**Records to use:**
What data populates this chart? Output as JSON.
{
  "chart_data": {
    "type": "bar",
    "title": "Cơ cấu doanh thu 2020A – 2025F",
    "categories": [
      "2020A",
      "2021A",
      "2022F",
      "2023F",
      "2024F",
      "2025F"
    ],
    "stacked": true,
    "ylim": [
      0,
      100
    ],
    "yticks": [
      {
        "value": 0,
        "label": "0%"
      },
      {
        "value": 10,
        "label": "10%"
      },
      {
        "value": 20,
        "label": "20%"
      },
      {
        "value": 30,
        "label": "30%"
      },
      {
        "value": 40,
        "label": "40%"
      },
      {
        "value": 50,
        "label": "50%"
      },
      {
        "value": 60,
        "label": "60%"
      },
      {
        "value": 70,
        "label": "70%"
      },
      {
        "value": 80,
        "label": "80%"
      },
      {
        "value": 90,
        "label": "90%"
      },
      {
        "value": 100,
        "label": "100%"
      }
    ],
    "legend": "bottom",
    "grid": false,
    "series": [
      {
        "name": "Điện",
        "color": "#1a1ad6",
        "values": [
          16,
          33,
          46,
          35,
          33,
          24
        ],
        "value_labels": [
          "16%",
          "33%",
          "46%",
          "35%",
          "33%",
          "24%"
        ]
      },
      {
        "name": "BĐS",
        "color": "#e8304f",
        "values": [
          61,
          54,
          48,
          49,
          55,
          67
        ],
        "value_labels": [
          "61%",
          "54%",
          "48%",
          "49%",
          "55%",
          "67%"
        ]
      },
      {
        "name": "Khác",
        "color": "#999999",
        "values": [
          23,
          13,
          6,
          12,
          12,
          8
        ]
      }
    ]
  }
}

**Task goal:** Return every record above exactly as it appears.

**Written answer:**
What data populates this chart? Output as JSON.
{
  "chart_data": {
    "type": "bar",
    "title": "Cơ cấu doanh thu 2020A – 2025F",
    "categories": [
      "2020A",
      "2021A",
      "2022F",
      "2023F",
      "2024F",
      "2025F"
    ],
    "stacked": true,
    "ylim": [
      0,
      100
    ],
    "yticks": [
      {
        "value": 0,
        "label": "0%"
      },
      {
        "value": 10,
        "label": "10%"
      },
      {
        "value": 20,
        "label": "20%"
      },
      {
        "value": 30,
        "label": "30%"
      },
      {
        "value": 40,
        "label": "40%"
      },
      {
        "value": 50,
        "label": "50%"
      },
      {
        "value": 60,
        "label": "60%"
      },
      {
        "value": 70,
        "label": "70%"
      },
      {
        "value": 80,
        "label": "80%"
      },
      {
        "value": 90,
        "label": "90%"
      },
      {
        "value": 100,
        "label": "100%"
      }
    ],
    "legend": "bottom",
    "grid": false,
    "series": [
      {
        "name": "Điện",
        "color": "#1a1ad6",
        "values": [
          16,
          33,
          46,
          35,
          33,
          24
        ],
        "value_labels": [
          "16%",
          "33%",
          "46%",
          "35%",
          "33%",
          "24%"
        ]
      },
      {
        "name": "BĐS",
        "color": "#e8304f",
        "values": [
          61,
          54,
          48,
          49,
          55,
          67
        ],
        "value_labels": [
          "61%",
          "54%",
          "48%",
          "49%",
          "55%",
          "67%"
        ]
      },
      {
        "name": "Khác",
        "color": "#999999",
        "values": [
          23,
          13,
          6,
          12,
          12,
          8
        ]
      }
    ]
  }
}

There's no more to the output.